■ **課題要件**
映画レビューのうち、「2009年04月30日 | 映画(ら行)」から「妙にこちらが平板に思えてしまった・・・。」までの部分を、両端を含めて原文どおりに出力せよ。

■ **原文抜粋**
########################################

映画と本の『たんぽぽ館』

映画と本を味わう『たんぽぽ館』。新旧ジャンルを問わず。さて、今日は何をいただきましょうか? 

レイン・フォール/雨の牙

2009年04月30日 | 映画(ら行)
陽のあたる女と闇に住む男の接点

          * * * * * * * *

さてと・・・、
うーん、これはどう料理していいのか、実のところちょっと悩んでしまう。
そもそも、グラン・トリノのすぐあとに続けてみたりしたのが間違いですね。
グラン・トリノであまりにも鮮烈な感動を受けてしまったので、
妙にこちらが平板に思えてしまった・・・。

ジョン・レイン(椎名桔平)は、日系アメリカ人で、
もと米軍特殊部隊員の暗殺者。

########################################

■ **データセット行**
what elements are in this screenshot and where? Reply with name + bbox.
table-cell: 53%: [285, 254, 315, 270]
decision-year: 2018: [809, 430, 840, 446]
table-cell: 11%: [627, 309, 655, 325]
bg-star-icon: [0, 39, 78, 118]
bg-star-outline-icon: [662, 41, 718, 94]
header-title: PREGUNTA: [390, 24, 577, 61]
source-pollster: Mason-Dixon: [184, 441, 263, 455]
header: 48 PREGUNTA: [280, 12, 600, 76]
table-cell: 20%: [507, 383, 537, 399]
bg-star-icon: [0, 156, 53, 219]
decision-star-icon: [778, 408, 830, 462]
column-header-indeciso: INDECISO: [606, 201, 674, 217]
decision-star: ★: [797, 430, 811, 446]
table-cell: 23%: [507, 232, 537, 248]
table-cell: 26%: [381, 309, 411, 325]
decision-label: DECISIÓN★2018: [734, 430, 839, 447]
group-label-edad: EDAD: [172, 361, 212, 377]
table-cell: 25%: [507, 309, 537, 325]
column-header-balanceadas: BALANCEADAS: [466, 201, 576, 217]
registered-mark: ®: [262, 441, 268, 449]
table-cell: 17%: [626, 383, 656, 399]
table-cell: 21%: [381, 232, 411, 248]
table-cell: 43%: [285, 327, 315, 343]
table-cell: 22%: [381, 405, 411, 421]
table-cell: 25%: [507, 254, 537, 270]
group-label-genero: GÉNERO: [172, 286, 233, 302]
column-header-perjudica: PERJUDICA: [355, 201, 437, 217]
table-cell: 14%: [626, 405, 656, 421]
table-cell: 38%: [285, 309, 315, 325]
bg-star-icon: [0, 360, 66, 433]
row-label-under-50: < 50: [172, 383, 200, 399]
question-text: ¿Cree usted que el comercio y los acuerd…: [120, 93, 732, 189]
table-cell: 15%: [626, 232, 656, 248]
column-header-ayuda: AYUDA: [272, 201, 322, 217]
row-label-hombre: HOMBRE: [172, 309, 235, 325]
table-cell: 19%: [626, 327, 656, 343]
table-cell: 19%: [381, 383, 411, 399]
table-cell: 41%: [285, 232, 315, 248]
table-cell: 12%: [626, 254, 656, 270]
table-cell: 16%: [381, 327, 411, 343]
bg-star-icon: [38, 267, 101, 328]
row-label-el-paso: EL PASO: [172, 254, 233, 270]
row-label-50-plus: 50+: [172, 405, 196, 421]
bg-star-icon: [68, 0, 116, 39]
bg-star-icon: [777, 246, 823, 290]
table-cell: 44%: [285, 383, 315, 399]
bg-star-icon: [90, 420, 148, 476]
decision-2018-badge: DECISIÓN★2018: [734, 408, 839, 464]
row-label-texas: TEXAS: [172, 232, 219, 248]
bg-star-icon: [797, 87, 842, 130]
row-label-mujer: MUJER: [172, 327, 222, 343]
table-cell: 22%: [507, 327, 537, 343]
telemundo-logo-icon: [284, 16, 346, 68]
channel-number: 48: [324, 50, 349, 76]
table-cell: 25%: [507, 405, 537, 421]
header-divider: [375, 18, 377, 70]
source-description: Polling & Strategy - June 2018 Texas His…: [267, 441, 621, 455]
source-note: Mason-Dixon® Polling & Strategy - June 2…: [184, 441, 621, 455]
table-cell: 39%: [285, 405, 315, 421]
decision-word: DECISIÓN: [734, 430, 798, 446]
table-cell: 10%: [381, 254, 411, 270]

########################################

■ **解答**
2009年04月30日 | 映画(ら行)
陽のあたる女と闇に住む男の接点

          * * * * * * * *

さてと・・・、
うーん、これはどう料理していいのか、実のところちょっと悩んでしまう。
そもそも、グラン・トリノのすぐあとに続けてみたりしたのが間違いですね。
グラン・トリノであまりにも鮮烈な感動を受けてしまったので、
妙にこちらが平板に思えてしまった・・・。